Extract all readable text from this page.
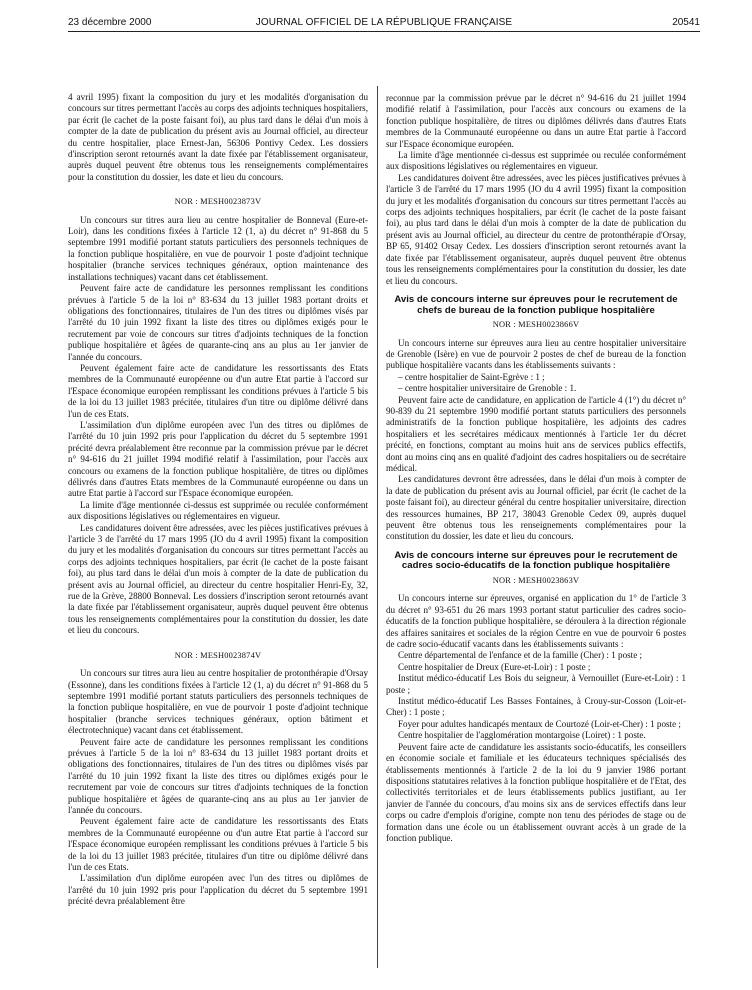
23 décembre 2000	JOURNAL OFFICIEL DE LA RÉPUBLIQUE FRANÇAISE	20541

4 avril 1995) fixant la composition du jury et les modalités d'organisation du concours sur titres permettant l'accès au corps des adjoints techniques hospitaliers, par écrit (le cachet de la poste faisant foi), au plus tard dans le délai d'un mois à compter de la date de publication du présent avis au Journal officiel, au directeur du centre hospitalier, place Ernest-Jan, 56306 Pontivy Cedex. Les dossiers d'inscription seront retournés avant la date fixée par l'établissement organisateur, auprès duquel peuvent être obtenus tous les renseignements complémentaires pour la constitution du dossier, les date et lieu du concours.

NOR : MESH0023873V

Un concours sur titres aura lieu au centre hospitalier de Bonneval (Eure-et-Loir), dans les conditions fixées à l'article 12 (1, a) du décret n° 91-868 du 5 septembre 1991 modifié portant statuts particuliers des personnels techniques de la fonction publique hospitalière, en vue de pourvoir 1 poste d'adjoint technique hospitalier (branche services techniques généraux, option maintenance des installations techniques) vacant dans cet établissement.

Peuvent faire acte de candidature les personnes remplissant les conditions prévues à l'article 5 de la loi n° 83-634 du 13 juillet 1983 portant droits et obligations des fonctionnaires, titulaires de l'un des titres ou diplômes visés par l'arrêté du 10 juin 1992 fixant la liste des titres ou diplômes exigés pour le recrutement par voie de concours sur titres d'adjoints techniques de la fonction publique hospitalière et âgées de quarante-cinq ans au plus au 1er janvier de l'année du concours.

Peuvent également faire acte de candidature les ressortissants des Etats membres de la Communauté européenne ou d'un autre Etat partie à l'accord sur l'Espace économique européen remplissant les conditions prévues à l'article 5 bis de la loi du 13 juillet 1983 précitée, titulaires d'un titre ou diplôme délivré dans l'un de ces Etats.

L'assimilation d'un diplôme européen avec l'un des titres ou diplômes de l'arrêté du 10 juin 1992 pris pour l'application du décret du 5 septembre 1991 précité devra préalablement être reconnue par la commission prévue par le décret n° 94-616 du 21 juillet 1994 modifié relatif à l'assimilation, pour l'accès aux concours ou examens de la fonction publique hospitalière, de titres ou diplômes délivrés dans d'autres Etats membres de la Communauté européenne ou dans un autre Etat partie à l'accord sur l'Espace économique européen.

La limite d'âge mentionnée ci-dessus est supprimée ou reculée conformément aux dispositions législatives ou réglementaires en vigueur.

Les candidatures doivent être adressées, avec les pièces justificatives prévues à l'article 3 de l'arrêté du 17 mars 1995 (JO du 4 avril 1995) fixant la composition du jury et les modalités d'organisation du concours sur titres permettant l'accès au corps des adjoints techniques hospitaliers, par écrit (le cachet de la poste faisant foi), au plus tard dans le délai d'un mois à compter de la date de publication du présent avis au Journal officiel, au directeur du centre hospitalier Henri-Ey, 32, rue de la Grève, 28800 Bonneval. Les dossiers d'inscription seront retournés avant la date fixée par l'établissement organisateur, auprès duquel peuvent être obtenus tous les renseignements complémentaires pour la constitution du dossier, les date et lieu du concours.

NOR : MESH0023874V

Un concours sur titres aura lieu au centre hospitalier de protonthérapie d'Orsay (Essonne), dans les conditions fixées à l'article 12 (1, a) du décret n° 91-868 du 5 septembre 1991 modifié portant statuts particuliers des personnels techniques de la fonction publique hospitalière, en vue de pourvoir 1 poste d'adjoint technique hospitalier (branche services techniques généraux, option bâtiment et électrotechnique) vacant dans cet établissement.

Peuvent faire acte de candidature les personnes remplissant les conditions prévues à l'article 5 de la loi n° 83-634 du 13 juillet 1983 portant droits et obligations des fonctionnaires, titulaires de l'un des titres ou diplômes visés par l'arrêté du 10 juin 1992 fixant la liste des titres ou diplômes exigés pour le recrutement par voie de concours sur titres d'adjoints techniques de la fonction publique hospitalière et âgées de quarante-cinq ans au plus au 1er janvier de l'année du concours.

Peuvent également faire acte de candidature les ressortissants des Etats membres de la Communauté européenne ou d'un autre Etat partie à l'accord sur l'Espace économique européen remplissant les conditions prévues à l'article 5 bis de la loi du 13 juillet 1983 précitée, titulaires d'un titre ou diplôme délivré dans l'un de ces Etats.

L'assimilation d'un diplôme européen avec l'un des titres ou diplômes de l'arrêté du 10 juin 1992 pris pour l'application du décret du 5 septembre 1991 précité devra préalablement être

reconnue par la commission prévue par le décret n° 94-616 du 21 juillet 1994 modifié relatif à l'assimilation, pour l'accès aux concours ou examens de la fonction publique hospitalière, de titres ou diplômes délivrés dans d'autres Etats membres de la Communauté européenne ou dans un autre Etat partie à l'accord sur l'Espace économique européen.

La limite d'âge mentionnée ci-dessus est supprimée ou reculée conformément aux dispositions législatives ou réglementaires en vigueur.

Les candidatures doivent être adressées, avec les pièces justificatives prévues à l'article 3 de l'arrêté du 17 mars 1995 (JO du 4 avril 1995) fixant la composition du jury et les modalités d'organisation du concours sur titres permettant l'accès au corps des adjoints techniques hospitaliers, par écrit (le cachet de la poste faisant foi), au plus tard dans le délai d'un mois à compter de la date de publication du présent avis au Journal officiel, au directeur du centre de protonthérapie d'Orsay, BP 65, 91402 Orsay Cedex. Les dossiers d'inscription seront retournés avant la date fixée par l'établissement organisateur, auprès duquel peuvent être obtenus tous les renseignements complémentaires pour la constitution du dossier, les date et lieu du concours.

Avis de concours interne sur épreuves pour le recrutement de chefs de bureau de la fonction publique hospitalière
NOR : MESH0023866V

Un concours interne sur épreuves aura lieu au centre hospitalier universitaire de Grenoble (Isère) en vue de pourvoir 2 postes de chef de bureau de la fonction publique hospitalière vacants dans les établissements suivants :

– centre hospitalier de Saint-Egrève : 1 ;

– centre hospitalier universitaire de Grenoble : 1.

Peuvent faire acte de candidature, en application de l'article 4 (1°) du décret n° 90-839 du 21 septembre 1990 modifié portant statuts particuliers des personnels administratifs de la fonction publique hospitalière, les adjoints des cadres hospitaliers et les secrétaires médicaux mentionnés à l'article 1er du décret précité, en fonctions, comptant au moins huit ans de services publics effectifs, dont au moins cinq ans en qualité d'adjoint des cadres hospitaliers ou de secrétaire médical.

Les candidatures devront être adressées, dans le délai d'un mois à compter de la date de publication du présent avis au Journal officiel, par écrit (le cachet de la poste faisant foi), au directeur général du centre hospitalier universitaire, direction des ressources humaines, BP 217, 38043 Grenoble Cedex 09, auprès duquel peuvent être obtenus tous les renseignements complémentaires pour la constitution du dossier, les date et lieu du concours.

Avis de concours interne sur épreuves pour le recrutement de cadres socio-éducatifs de la fonction publique hospitalière
NOR : MESH0023863V

Un concours interne sur épreuves, organisé en application du 1° de l'article 3 du décret n° 93-651 du 26 mars 1993 portant statut particulier des cadres socio-éducatifs de la fonction publique hospitalière, se déroulera à la direction régionale des affaires sanitaires et sociales de la région Centre en vue de pourvoir 6 postes de cadre socio-éducatif vacants dans les établissements suivants :

Centre départemental de l'enfance et de la famille (Cher) : 1 poste ;

Centre hospitalier de Dreux (Eure-et-Loir) : 1 poste ;

Institut médico-éducatif Les Bois du seigneur, à Vernouillet (Eure-et-Loir) : 1 poste ;

Institut médico-éducatif Les Basses Fontaines, à Crouy-sur-Cosson (Loir-et-Cher) : 1 poste ;

Foyer pour adultes handicapés mentaux de Courtozé (Loir-et-Cher) : 1 poste ;

Centre hospitalier de l'agglomération montargoise (Loiret) : 1 poste.

Peuvent faire acte de candidature les assistants socio-éducatifs, les conseillers en économie sociale et familiale et les éducateurs techniques spécialisés des établissements mentionnés à l'article 2 de la loi du 9 janvier 1986 portant dispositions statutaires relatives à la fonction publique hospitalière et de l'Etat, des collectivités territoriales et de leurs établissements publics justifiant, au 1er janvier de l'année du concours, d'au moins six ans de services effectifs dans leur corps ou cadre d'emplois d'origine, compte non tenu des périodes de stage ou de formation dans une école ou un établissement ouvrant accès à un grade de la fonction publique.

# # # # #

[Your task] Where a line above contains the string "bureau", copy that line.

[Task solution]
Avis de concours interne sur épreuves pour le recrutement de chefs de bureau de la fonction publique hospitalière
Un concours interne sur épreuves aura lieu au centre hospitalier universitaire de Grenoble (Isère) en vue de pourvoir 2 postes de chef de bureau de la fonction publique hospitalière vacants dans les établissements suivants :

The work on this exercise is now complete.